● STATED GOAL:
Copy the records below exactly, omitting any pictures they contain.

** Start ENTRIES SUPPLIED **

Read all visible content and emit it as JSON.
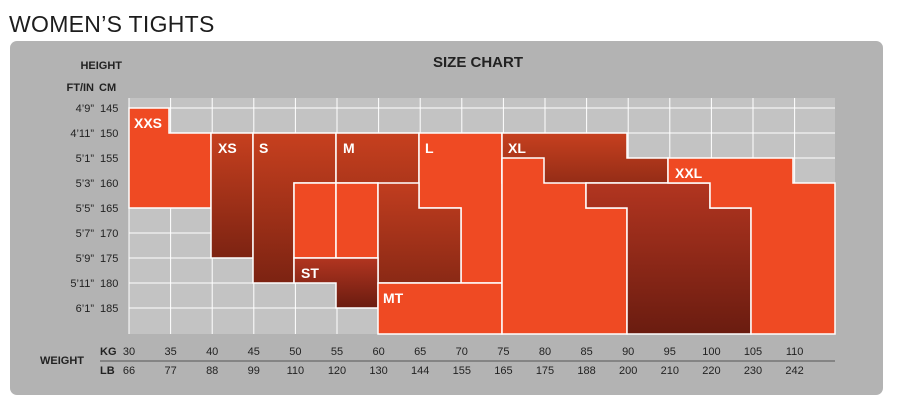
{
  "page_title": "WOMEN’S TIGHTS",
  "chart_data": {
    "type": "table",
    "title": "SIZE CHART",
    "height_axis": {
      "label": "HEIGHT",
      "ft_in_label": "FT/IN",
      "cm_label": "CM",
      "ft_in_ticks": [
        "4’9”",
        "4’11”",
        "5’1”",
        "5’3”",
        "5’5”",
        "5’7”",
        "5’9”",
        "5’11”",
        "6’1”"
      ],
      "cm_ticks": [
        145,
        150,
        155,
        160,
        165,
        170,
        175,
        180,
        185
      ]
    },
    "weight_axis": {
      "label": "WEIGHT",
      "kg_label": "KG",
      "lb_label": "LB",
      "kg_ticks": [
        30,
        35,
        40,
        45,
        50,
        55,
        60,
        65,
        70,
        75,
        80,
        85,
        90,
        95,
        100,
        105,
        110
      ],
      "lb_ticks": [
        66,
        77,
        88,
        99,
        110,
        120,
        130,
        144,
        155,
        165,
        175,
        188,
        200,
        210,
        220,
        230,
        242
      ]
    },
    "sizes": [
      {
        "label": "XXS",
        "color": "#ef4a23",
        "weight_kg": [
          30,
          40
        ],
        "height_cm": [
          145,
          165
        ]
      },
      {
        "label": "XS",
        "color": "#b8391f",
        "weight_kg": [
          40,
          50
        ],
        "height_cm": [
          150,
          175
        ]
      },
      {
        "label": "S",
        "color": "#b8391f",
        "weight_kg": [
          45,
          55
        ],
        "height_cm": [
          150,
          180
        ]
      },
      {
        "label": "ST",
        "color": "#a83320",
        "weight_kg": [
          50,
          60
        ],
        "height_cm": [
          175,
          185
        ]
      },
      {
        "label": "M",
        "color": "#b8391f",
        "weight_kg": [
          55,
          65
        ],
        "height_cm": [
          150,
          175
        ]
      },
      {
        "label": "MT",
        "color": "#ef4a23",
        "weight_kg": [
          60,
          75
        ],
        "height_cm": [
          180,
          190
        ]
      },
      {
        "label": "L",
        "color": "#b8391f",
        "weight_kg": [
          65,
          75
        ],
        "height_cm": [
          150,
          180
        ]
      },
      {
        "label": "XL",
        "color": "#b8391f",
        "weight_kg": [
          75,
          90
        ],
        "height_cm": [
          150,
          190
        ]
      },
      {
        "label": "XXL",
        "color": "#ef4a23",
        "weight_kg": [
          90,
          115
        ],
        "height_cm": [
          155,
          190
        ]
      }
    ]
  }
}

** End ENTRIES SUPPLIED **

● RESPONSE FOR THIS EXERCISE:
Read all visible content and emit it as JSON.
{
  "page_title": "WOMEN’S TIGHTS",
  "chart_data": {
    "type": "table",
    "title": "SIZE CHART",
    "height_axis": {
      "label": "HEIGHT",
      "ft_in_label": "FT/IN",
      "cm_label": "CM",
      "ft_in_ticks": [
        "4’9”",
        "4’11”",
        "5’1”",
        "5’3”",
        "5’5”",
        "5’7”",
        "5’9”",
        "5’11”",
        "6’1”"
      ],
      "cm_ticks": [
        145,
        150,
        155,
        160,
        165,
        170,
        175,
        180,
        185
      ]
    },
    "weight_axis": {
      "label": "WEIGHT",
      "kg_label": "KG",
      "lb_label": "LB",
      "kg_ticks": [
        30,
        35,
        40,
        45,
        50,
        55,
        60,
        65,
        70,
        75,
        80,
        85,
        90,
        95,
        100,
        105,
        110
      ],
      "lb_ticks": [
        66,
        77,
        88,
        99,
        110,
        120,
        130,
        144,
        155,
        165,
        175,
        188,
        200,
        210,
        220,
        230,
        242
      ]
    },
    "sizes": [
      {
        "label": "XXS",
        "color": "#ef4a23",
        "weight_kg": [
          30,
          40
        ],
        "height_cm": [
          145,
          165
        ]
      },
      {
        "label": "XS",
        "color": "#b8391f",
        "weight_kg": [
          40,
          50
        ],
        "height_cm": [
          150,
          175
        ]
      },
      {
        "label": "S",
        "color": "#b8391f",
        "weight_kg": [
          45,
          55
        ],
        "height_cm": [
          150,
          180
        ]
      },
      {
        "label": "ST",
        "color": "#a83320",
        "weight_kg": [
          50,
          60
        ],
        "height_cm": [
          175,
          185
        ]
      },
      {
        "label": "M",
        "color": "#b8391f",
        "weight_kg": [
          55,
          65
        ],
        "height_cm": [
          150,
          175
        ]
      },
      {
        "label": "MT",
        "color": "#ef4a23",
        "weight_kg": [
          60,
          75
        ],
        "height_cm": [
          180,
          190
        ]
      },
      {
        "label": "L",
        "color": "#b8391f",
        "weight_kg": [
          65,
          75
        ],
        "height_cm": [
          150,
          180
        ]
      },
      {
        "label": "XL",
        "color": "#b8391f",
        "weight_kg": [
          75,
          90
        ],
        "height_cm": [
          150,
          190
        ]
      },
      {
        "label": "XXL",
        "color": "#ef4a23",
        "weight_kg": [
          90,
          115
        ],
        "height_cm": [
          155,
          190
        ]
      }
    ]
  }
}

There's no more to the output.